### [YOUR TASK]
Extract each line of the material that follows exactly and omit its pictures.

### [INFORMATION GIVEN]
==============================

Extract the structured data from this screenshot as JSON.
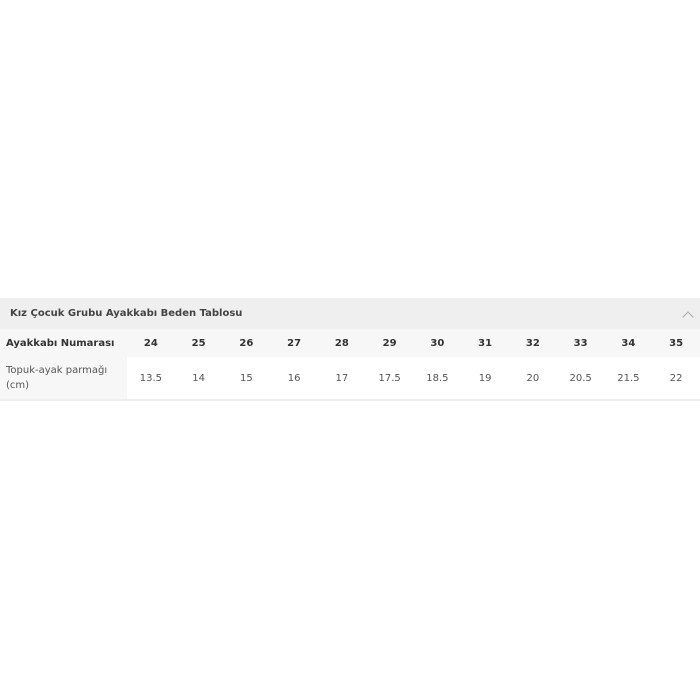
{
  "table": {
    "title": "Kız Çocuk Grubu Ayakkabı Beden Tablosu",
    "row_headers": [
      "Ayakkabı Numarası",
      "Topuk-ayak parmağı (cm)"
    ],
    "sizes": [
      "24",
      "25",
      "26",
      "27",
      "28",
      "29",
      "30",
      "31",
      "32",
      "33",
      "34",
      "35"
    ],
    "lengths": [
      "13.5",
      "14",
      "15",
      "16",
      "17",
      "17.5",
      "18.5",
      "19",
      "20",
      "20.5",
      "21.5",
      "22"
    ],
    "collapse_icon": "chevron-up-icon"
  }
}
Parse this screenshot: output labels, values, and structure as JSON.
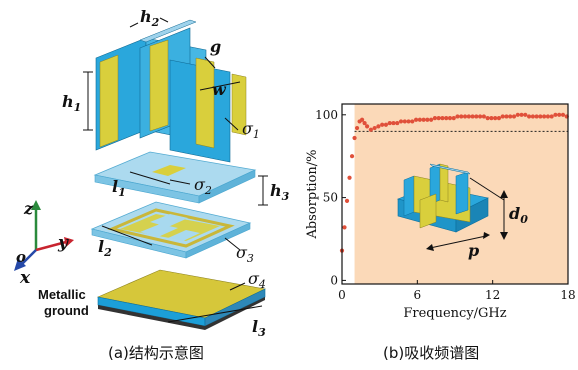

==============================

### [ANSWER IN FULL]
Extract the structured data from this screenshot as JSON.
{
  "table": {
    "title": "Kız Çocuk Grubu Ayakkabı Beden Tablosu",
    "row_headers": [
      "Ayakkabı Numarası",
      "Topuk-ayak parmağı (cm)"
    ],
    "sizes": [
      "24",
      "25",
      "26",
      "27",
      "28",
      "29",
      "30",
      "31",
      "32",
      "33",
      "34",
      "35"
    ],
    "lengths": [
      "13.5",
      "14",
      "15",
      "16",
      "17",
      "17.5",
      "18.5",
      "19",
      "20",
      "20.5",
      "21.5",
      "22"
    ],
    "collapse_icon": "chevron-up-icon"
  }
}
Parse this screenshot: output labels, values, and structure as JSON.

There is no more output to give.